● **Exercise aim**: Only the lines holding the string "text" are needed. Copy each one.

● **Dataset content**:
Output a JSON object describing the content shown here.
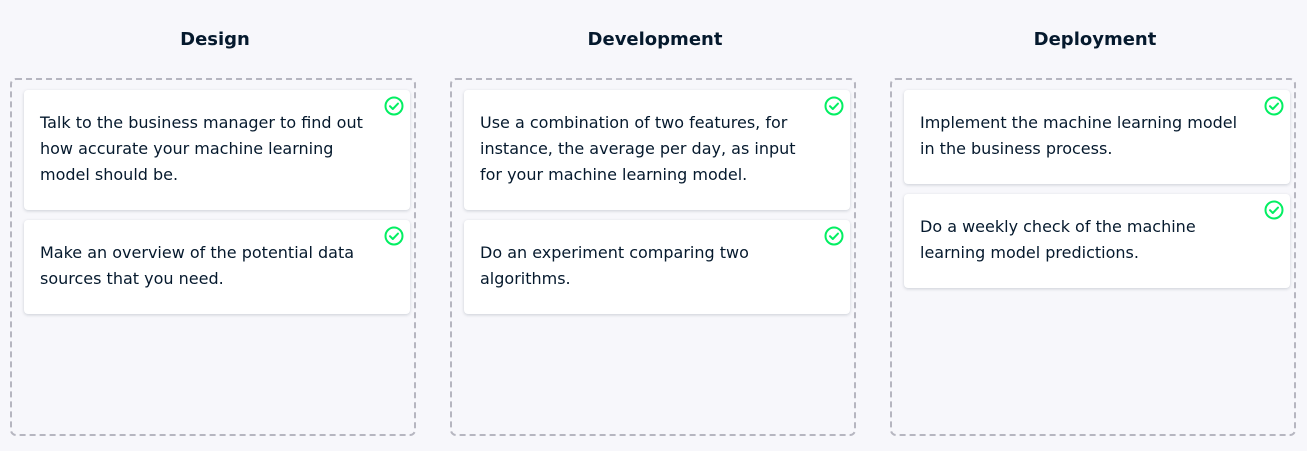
{
  "columns": [
    {
      "title": "Design",
      "cards": [
        {
          "text": "Talk to the business manager to find out how accurate your machine learning model should be.",
          "status_icon": "check-circle-icon"
        },
        {
          "text": "Make an overview of the potential data sources that you need.",
          "status_icon": "check-circle-icon"
        }
      ]
    },
    {
      "title": "Development",
      "cards": [
        {
          "text": "Use a combination of two features, for instance, the average per day, as input for your machine learning model.",
          "status_icon": "check-circle-icon"
        },
        {
          "text": "Do an experiment comparing two algorithms.",
          "status_icon": "check-circle-icon"
        }
      ]
    },
    {
      "title": "Deployment",
      "cards": [
        {
          "text": "Implement the machine learning model in the business process.",
          "status_icon": "check-circle-icon"
        },
        {
          "text": "Do a weekly check of the machine learning model predictions.",
          "status_icon": "check-circle-icon"
        }
      ]
    }
  ],
  "colors": {
    "correct": "#03ef62",
    "text": "#05192d",
    "background": "#f7f7fb",
    "dropzone_border": "#b6b6c0"
  }
}
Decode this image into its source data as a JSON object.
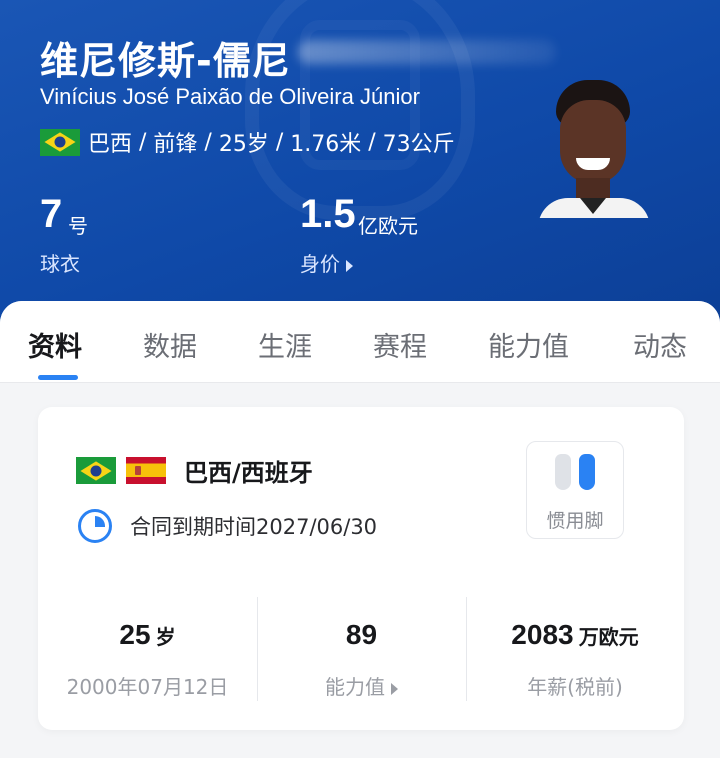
{
  "player": {
    "name_cn": "维尼修斯-儒尼",
    "name_en": "Vinícius José Paixão de Oliveira Júnior",
    "country": "巴西",
    "position": "前锋",
    "age": "25岁",
    "height": "1.76米",
    "weight": "73公斤",
    "separator": " / "
  },
  "header_stats": {
    "shirt_number": "7",
    "shirt_unit": "号",
    "shirt_label": "球衣",
    "value": "1.5",
    "value_unit": "亿欧元",
    "value_label": "身价"
  },
  "tabs": [
    {
      "label": "资料",
      "active": true
    },
    {
      "label": "数据"
    },
    {
      "label": "生涯"
    },
    {
      "label": "赛程"
    },
    {
      "label": "能力值"
    },
    {
      "label": "动态"
    }
  ],
  "profile": {
    "nationality": "巴西/西班牙",
    "contract": "合同到期时间2027/06/30",
    "foot_label": "惯用脚",
    "age_value": "25",
    "age_unit": "岁",
    "birth_date": "2000年07月12日",
    "rating_value": "89",
    "rating_label": "能力值",
    "salary_value": "2083",
    "salary_unit": "万欧元",
    "salary_label": "年薪(税前)"
  },
  "colors": {
    "header_blue": "#1450ae",
    "accent": "#2a82f3"
  },
  "icons": [
    "brazil-flag-icon",
    "spain-flag-icon",
    "clock-icon",
    "footprint-icon",
    "chevron-right-icon"
  ]
}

● **Correct answer**:
          "text": "Talk to the business manager to find out how accurate your machine learning model should be.",
          "text": "Make an overview of the potential data sources that you need.",
          "text": "Use a combination of two features, for instance, the average per day, as input for your machine learning model.",
          "text": "Do an experiment comparing two algorithms.",
          "text": "Implement the machine learning model in the business process.",
          "text": "Do a weekly check of the machine learning model predictions.",
    "text": "#05192d",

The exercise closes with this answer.